Do this |
Every line below that mentions the word "JSON" should be copied out.
===== Provided records =====
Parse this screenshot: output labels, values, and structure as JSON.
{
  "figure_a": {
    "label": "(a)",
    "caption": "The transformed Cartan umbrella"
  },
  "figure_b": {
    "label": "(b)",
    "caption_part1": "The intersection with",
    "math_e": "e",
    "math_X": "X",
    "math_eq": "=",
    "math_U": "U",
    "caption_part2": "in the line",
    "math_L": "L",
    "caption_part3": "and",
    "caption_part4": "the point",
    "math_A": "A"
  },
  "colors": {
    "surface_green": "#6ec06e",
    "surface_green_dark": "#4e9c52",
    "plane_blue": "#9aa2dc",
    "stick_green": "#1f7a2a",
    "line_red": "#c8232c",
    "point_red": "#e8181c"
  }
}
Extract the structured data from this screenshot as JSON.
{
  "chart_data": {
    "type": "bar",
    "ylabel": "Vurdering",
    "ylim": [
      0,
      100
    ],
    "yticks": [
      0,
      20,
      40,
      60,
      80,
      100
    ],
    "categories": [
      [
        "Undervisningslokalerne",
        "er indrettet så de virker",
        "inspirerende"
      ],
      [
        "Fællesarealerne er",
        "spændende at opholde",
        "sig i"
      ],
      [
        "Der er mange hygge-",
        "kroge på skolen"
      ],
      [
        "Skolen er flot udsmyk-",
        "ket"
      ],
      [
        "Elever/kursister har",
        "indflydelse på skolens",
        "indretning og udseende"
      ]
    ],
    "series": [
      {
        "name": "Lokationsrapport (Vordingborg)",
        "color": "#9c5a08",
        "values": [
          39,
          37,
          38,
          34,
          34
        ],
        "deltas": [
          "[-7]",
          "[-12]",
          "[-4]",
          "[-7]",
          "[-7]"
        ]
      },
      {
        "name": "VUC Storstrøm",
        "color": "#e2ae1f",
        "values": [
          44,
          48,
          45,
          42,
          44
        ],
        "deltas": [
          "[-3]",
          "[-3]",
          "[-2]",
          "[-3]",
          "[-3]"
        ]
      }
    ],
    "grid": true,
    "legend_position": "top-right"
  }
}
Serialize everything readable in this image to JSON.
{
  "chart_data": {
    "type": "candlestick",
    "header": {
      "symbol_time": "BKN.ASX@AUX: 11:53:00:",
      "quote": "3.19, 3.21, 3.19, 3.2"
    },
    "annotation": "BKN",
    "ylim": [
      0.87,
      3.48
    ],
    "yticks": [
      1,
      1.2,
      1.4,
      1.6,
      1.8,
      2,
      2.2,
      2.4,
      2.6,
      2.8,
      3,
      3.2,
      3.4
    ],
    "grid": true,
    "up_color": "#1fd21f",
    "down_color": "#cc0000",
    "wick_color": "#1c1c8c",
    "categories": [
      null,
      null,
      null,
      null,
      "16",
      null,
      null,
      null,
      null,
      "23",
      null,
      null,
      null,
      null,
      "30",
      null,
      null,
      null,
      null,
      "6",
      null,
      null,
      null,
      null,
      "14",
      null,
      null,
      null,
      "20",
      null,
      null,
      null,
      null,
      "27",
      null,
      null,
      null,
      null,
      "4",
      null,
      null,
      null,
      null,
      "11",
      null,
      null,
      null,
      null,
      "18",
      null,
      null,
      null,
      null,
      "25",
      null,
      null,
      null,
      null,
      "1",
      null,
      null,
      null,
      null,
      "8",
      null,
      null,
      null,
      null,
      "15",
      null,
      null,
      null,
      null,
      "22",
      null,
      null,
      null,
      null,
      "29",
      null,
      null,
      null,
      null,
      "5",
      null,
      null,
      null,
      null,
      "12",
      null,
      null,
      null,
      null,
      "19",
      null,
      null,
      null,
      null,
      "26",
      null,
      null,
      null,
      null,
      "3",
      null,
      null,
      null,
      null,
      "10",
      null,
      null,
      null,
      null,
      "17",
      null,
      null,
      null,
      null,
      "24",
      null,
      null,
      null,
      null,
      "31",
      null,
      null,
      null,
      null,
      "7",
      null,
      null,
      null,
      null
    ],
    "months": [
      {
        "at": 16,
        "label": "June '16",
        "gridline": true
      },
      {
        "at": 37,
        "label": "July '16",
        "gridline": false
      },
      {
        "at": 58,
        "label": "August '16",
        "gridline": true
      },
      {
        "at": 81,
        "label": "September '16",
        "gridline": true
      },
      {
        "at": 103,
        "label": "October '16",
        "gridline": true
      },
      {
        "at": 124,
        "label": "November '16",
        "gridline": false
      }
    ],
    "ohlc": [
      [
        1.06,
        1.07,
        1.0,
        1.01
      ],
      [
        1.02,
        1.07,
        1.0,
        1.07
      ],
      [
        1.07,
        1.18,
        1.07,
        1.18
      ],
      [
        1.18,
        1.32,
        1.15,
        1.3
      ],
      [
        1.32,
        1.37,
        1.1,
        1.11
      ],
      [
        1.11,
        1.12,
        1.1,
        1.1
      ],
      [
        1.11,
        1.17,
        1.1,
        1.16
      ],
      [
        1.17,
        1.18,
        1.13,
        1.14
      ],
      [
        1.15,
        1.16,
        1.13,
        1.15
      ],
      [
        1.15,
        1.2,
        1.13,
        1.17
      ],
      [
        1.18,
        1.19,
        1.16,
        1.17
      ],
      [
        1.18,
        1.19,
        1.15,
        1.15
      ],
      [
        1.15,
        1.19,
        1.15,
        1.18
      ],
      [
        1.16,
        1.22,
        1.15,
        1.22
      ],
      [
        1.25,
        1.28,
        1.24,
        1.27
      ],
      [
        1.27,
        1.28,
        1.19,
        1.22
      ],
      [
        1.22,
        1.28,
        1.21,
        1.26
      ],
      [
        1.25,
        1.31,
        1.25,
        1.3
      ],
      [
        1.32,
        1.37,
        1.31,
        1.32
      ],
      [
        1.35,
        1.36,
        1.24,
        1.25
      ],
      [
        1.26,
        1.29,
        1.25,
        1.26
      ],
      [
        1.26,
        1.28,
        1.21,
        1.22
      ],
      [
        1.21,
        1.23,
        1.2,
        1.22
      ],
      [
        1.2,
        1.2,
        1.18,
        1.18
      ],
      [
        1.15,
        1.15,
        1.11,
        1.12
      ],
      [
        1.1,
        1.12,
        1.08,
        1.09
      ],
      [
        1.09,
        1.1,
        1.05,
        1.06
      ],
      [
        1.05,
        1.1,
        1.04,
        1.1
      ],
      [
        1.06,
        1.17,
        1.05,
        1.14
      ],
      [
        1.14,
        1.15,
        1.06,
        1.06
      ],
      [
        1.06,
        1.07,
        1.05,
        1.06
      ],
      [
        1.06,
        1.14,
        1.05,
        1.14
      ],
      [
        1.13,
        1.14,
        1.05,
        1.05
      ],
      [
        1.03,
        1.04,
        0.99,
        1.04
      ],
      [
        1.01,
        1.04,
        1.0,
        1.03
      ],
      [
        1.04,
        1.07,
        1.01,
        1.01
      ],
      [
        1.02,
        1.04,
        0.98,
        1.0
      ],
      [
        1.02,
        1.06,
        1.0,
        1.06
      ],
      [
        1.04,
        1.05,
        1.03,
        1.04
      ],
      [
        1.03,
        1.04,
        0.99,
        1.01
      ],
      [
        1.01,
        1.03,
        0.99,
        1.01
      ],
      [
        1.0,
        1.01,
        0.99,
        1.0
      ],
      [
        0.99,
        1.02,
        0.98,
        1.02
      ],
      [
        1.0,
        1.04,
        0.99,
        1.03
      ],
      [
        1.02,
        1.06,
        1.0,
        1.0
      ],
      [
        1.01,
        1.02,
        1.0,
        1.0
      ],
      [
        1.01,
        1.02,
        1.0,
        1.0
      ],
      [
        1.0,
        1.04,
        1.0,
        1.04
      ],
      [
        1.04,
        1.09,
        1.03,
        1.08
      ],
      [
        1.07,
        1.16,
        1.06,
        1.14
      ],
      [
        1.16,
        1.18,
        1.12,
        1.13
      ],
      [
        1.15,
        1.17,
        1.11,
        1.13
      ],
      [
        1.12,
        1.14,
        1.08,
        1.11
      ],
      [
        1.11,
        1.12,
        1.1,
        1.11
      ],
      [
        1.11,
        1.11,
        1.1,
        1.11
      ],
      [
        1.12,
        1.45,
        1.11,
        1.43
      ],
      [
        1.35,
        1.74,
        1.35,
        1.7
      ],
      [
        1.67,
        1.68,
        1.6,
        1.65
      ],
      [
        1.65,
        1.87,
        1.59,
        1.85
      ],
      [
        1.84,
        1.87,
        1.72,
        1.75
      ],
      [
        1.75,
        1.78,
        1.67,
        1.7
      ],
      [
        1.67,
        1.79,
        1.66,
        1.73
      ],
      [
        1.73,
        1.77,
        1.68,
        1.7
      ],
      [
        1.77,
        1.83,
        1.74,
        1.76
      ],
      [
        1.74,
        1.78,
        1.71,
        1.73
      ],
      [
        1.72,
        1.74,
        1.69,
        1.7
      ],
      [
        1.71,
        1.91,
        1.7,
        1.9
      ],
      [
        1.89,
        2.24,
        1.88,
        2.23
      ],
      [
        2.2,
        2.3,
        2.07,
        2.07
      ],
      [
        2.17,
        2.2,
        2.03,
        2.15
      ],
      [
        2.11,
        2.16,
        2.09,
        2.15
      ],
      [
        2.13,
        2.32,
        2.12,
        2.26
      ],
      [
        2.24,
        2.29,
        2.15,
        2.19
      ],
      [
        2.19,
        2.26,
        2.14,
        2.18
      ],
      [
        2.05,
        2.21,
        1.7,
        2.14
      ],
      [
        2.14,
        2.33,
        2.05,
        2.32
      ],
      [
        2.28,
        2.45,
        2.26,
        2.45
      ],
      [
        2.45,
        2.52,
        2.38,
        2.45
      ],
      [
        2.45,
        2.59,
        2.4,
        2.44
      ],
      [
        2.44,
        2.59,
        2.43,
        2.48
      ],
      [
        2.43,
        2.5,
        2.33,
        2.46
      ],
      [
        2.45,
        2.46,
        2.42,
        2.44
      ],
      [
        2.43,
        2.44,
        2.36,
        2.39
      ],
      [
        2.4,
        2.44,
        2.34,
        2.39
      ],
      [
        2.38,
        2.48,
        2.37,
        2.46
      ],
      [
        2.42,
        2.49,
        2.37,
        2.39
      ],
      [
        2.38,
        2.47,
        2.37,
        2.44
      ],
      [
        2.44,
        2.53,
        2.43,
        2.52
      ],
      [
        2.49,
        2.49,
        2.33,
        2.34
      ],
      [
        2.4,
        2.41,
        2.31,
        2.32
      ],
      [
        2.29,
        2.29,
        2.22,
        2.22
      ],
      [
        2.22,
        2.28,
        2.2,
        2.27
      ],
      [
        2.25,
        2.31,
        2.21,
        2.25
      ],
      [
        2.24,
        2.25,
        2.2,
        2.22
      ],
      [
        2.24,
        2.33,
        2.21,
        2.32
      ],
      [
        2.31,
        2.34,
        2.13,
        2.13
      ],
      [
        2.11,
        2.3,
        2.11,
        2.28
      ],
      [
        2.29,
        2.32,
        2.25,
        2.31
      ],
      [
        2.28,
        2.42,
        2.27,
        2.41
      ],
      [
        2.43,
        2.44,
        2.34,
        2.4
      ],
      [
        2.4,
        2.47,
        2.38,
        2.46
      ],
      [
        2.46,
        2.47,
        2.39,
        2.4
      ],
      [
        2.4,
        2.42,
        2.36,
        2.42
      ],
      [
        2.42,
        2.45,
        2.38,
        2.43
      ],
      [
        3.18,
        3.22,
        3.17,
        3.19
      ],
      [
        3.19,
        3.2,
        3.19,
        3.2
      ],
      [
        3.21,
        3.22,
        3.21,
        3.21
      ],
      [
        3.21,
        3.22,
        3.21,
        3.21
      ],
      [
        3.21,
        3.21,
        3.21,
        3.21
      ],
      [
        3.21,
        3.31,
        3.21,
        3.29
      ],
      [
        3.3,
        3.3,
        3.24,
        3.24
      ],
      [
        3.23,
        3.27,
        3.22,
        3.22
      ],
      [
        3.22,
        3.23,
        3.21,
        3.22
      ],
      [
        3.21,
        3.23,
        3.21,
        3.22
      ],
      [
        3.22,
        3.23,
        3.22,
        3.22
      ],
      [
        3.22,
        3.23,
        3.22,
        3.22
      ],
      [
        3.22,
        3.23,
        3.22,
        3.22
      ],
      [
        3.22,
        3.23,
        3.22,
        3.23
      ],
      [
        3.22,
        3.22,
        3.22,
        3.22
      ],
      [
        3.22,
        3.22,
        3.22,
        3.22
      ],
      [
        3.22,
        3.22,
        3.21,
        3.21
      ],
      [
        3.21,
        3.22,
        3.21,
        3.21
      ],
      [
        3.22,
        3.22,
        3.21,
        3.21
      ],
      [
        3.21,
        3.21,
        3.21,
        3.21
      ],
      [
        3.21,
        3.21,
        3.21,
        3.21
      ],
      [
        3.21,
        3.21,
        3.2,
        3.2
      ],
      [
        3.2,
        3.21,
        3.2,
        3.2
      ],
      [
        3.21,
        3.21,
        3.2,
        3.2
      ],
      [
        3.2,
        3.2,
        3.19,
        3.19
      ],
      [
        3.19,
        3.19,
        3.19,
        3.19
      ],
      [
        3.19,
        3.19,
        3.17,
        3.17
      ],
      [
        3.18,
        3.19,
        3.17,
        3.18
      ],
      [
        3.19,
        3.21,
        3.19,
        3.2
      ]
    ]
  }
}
=====
Written answer |
Parse this screenshot: output labels, values, and structure as JSON.
Extract the structured data from this screenshot as JSON.
Serialize everything readable in this image to JSON.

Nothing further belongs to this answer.